■ **STATED GOAL**
Find the word "Sound" in the records below. List each line containing it.

■ **ENTRIES SUPPLIED**
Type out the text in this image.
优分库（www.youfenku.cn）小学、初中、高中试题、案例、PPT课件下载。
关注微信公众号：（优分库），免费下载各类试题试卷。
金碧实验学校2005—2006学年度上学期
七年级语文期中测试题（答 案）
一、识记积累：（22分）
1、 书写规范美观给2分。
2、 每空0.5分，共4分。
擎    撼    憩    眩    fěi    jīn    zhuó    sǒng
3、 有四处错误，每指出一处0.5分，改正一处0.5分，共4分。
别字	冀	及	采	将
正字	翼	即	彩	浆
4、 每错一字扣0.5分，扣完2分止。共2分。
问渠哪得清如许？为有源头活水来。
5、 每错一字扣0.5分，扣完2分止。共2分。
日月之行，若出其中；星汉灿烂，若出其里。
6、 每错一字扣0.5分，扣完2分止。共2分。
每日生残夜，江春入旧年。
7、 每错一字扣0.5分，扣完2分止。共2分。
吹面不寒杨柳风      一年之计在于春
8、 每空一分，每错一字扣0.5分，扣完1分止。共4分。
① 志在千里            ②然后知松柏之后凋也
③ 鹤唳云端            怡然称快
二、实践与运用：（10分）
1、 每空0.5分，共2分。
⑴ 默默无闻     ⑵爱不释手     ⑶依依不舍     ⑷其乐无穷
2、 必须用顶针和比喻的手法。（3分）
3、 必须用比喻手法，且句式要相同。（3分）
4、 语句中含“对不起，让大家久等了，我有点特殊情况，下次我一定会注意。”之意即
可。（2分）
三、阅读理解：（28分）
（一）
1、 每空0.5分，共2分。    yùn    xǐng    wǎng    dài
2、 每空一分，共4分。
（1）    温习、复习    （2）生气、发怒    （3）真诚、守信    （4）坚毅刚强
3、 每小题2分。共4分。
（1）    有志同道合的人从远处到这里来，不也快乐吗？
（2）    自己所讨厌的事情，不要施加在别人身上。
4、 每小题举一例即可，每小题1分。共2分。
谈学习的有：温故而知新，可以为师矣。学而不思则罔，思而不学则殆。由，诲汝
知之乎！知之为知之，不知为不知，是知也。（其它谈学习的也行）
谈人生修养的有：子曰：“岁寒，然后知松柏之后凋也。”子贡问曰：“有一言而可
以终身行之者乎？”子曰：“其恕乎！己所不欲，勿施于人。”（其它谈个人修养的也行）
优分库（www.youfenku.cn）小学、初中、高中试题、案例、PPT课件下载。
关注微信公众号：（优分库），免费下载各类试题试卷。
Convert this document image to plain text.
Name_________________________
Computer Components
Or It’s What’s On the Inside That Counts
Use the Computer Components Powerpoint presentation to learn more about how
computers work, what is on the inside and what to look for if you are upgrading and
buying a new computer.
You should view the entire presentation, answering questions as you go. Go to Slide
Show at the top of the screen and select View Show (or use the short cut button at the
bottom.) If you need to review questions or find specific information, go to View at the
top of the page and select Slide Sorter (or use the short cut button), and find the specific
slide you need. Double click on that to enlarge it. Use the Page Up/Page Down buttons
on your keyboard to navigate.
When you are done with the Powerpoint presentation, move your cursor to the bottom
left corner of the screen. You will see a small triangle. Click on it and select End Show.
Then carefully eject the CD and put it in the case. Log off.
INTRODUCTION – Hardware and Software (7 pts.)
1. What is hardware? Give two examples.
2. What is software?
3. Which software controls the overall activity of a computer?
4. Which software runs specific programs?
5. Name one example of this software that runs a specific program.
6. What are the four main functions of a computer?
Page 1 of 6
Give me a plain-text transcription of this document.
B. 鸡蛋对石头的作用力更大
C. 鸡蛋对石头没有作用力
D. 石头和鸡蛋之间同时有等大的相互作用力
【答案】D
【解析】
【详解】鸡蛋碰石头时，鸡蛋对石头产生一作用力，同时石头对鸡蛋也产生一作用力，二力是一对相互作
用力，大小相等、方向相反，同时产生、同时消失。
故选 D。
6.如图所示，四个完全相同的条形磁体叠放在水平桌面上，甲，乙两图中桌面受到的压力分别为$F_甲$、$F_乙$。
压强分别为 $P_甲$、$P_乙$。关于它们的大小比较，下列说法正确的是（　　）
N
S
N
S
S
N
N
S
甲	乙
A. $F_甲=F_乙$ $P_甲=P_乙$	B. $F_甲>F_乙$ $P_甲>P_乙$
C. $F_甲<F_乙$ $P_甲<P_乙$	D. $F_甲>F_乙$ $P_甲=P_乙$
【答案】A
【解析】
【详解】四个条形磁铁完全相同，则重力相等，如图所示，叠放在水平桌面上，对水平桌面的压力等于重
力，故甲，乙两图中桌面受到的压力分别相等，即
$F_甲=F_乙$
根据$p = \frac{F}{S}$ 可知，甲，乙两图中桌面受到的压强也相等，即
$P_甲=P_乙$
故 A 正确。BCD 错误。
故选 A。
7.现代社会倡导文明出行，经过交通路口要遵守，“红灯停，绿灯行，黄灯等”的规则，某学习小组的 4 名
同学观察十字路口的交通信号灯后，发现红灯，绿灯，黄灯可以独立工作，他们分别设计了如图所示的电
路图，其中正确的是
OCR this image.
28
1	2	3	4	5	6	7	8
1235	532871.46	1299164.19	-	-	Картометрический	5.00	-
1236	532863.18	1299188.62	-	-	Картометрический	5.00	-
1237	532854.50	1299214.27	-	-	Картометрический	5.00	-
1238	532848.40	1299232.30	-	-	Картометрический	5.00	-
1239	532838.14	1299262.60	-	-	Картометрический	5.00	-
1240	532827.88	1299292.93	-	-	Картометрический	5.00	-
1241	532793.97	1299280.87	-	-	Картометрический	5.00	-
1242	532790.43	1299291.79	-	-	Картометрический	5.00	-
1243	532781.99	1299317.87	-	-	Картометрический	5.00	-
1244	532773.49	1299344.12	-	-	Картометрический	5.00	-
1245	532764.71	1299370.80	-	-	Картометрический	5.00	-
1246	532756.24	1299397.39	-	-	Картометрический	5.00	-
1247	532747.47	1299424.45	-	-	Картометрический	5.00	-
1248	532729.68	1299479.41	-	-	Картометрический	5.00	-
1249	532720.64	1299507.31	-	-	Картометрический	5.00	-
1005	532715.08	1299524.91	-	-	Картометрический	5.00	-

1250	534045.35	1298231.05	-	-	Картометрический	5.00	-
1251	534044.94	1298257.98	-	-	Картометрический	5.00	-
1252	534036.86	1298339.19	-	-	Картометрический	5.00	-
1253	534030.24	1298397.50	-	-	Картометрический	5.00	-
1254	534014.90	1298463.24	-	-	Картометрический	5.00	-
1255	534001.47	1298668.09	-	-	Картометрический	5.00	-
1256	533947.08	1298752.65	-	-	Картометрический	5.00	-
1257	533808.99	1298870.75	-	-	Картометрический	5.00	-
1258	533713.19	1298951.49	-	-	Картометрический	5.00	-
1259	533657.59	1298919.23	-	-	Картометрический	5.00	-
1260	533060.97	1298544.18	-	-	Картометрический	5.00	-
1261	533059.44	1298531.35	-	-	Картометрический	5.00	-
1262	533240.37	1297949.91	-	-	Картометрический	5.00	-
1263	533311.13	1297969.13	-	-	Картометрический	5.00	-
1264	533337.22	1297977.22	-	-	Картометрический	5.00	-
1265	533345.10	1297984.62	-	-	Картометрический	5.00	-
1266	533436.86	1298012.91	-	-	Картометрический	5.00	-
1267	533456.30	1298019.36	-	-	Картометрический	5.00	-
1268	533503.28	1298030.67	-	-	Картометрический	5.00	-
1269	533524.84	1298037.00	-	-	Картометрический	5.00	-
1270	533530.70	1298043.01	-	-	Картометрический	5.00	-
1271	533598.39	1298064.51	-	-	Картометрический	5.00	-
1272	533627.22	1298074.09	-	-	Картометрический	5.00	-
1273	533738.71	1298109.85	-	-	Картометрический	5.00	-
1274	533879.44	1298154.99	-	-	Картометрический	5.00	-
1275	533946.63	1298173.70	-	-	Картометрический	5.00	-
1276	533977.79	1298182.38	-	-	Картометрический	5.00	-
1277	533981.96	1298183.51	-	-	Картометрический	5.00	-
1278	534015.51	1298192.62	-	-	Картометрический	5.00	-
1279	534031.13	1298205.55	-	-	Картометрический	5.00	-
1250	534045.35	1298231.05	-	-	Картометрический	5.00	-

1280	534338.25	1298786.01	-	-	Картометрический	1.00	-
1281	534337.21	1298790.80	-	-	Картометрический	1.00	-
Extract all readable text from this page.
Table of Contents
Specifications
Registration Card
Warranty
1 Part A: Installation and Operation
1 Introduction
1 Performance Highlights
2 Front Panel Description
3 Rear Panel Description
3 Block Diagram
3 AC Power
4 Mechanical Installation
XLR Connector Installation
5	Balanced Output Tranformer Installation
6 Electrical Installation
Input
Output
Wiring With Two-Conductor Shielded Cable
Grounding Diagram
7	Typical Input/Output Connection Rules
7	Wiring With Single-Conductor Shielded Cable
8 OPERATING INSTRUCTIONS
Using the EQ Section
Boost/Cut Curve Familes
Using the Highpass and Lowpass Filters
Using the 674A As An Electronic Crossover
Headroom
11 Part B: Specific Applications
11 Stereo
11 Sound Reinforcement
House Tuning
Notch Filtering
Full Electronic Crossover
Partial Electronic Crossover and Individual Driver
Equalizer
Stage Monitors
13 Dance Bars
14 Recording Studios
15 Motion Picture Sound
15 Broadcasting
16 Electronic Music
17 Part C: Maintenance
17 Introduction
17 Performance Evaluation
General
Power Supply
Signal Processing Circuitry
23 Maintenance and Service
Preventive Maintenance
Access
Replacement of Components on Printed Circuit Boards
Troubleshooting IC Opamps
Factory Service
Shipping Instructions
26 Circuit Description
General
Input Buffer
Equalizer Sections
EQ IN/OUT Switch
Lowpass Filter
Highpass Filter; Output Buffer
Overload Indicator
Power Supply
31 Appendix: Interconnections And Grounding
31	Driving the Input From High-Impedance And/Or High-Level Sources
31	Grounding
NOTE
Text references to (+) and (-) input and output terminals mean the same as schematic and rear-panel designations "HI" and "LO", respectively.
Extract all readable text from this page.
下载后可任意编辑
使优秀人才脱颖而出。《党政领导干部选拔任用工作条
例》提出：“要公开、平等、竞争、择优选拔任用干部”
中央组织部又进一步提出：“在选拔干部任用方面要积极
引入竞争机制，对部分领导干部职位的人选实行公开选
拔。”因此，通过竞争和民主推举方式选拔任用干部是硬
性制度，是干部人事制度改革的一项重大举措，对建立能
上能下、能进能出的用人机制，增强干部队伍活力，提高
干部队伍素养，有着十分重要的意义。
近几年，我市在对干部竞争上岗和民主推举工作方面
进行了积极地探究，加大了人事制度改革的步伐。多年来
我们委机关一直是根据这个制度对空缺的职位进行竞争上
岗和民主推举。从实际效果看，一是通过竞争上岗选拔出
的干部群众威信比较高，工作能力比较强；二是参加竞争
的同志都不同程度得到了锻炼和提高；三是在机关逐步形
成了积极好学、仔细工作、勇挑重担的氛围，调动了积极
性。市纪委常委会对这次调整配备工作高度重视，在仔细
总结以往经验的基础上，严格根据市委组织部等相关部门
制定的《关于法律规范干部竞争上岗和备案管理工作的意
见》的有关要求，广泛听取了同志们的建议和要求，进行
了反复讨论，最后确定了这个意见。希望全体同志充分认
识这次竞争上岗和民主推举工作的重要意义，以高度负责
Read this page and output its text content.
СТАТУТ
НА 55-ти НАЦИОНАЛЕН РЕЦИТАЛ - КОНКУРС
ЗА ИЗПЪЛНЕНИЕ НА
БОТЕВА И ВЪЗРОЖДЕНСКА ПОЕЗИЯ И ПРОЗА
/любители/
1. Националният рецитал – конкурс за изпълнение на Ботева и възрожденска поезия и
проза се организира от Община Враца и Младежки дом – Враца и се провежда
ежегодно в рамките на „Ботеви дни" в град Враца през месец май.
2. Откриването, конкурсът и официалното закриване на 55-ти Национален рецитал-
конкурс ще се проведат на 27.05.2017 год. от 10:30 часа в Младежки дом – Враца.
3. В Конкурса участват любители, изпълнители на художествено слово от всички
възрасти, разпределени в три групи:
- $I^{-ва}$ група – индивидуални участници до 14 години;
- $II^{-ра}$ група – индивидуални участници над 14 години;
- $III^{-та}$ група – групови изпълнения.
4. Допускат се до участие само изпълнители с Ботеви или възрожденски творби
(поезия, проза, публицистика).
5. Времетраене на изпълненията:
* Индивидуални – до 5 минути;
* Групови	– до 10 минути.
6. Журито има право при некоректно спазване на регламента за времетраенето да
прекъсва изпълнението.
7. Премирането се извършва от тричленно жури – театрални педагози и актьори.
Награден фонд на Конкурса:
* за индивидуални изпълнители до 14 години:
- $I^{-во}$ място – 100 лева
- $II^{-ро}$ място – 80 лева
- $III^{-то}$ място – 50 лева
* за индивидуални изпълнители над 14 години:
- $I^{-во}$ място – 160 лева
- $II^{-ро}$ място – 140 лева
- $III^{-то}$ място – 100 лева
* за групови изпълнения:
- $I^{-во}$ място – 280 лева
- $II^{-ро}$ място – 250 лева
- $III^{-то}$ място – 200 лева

■ **CORRECT ANSWER**
11 Sound Reinforcement
15 Motion Picture Sound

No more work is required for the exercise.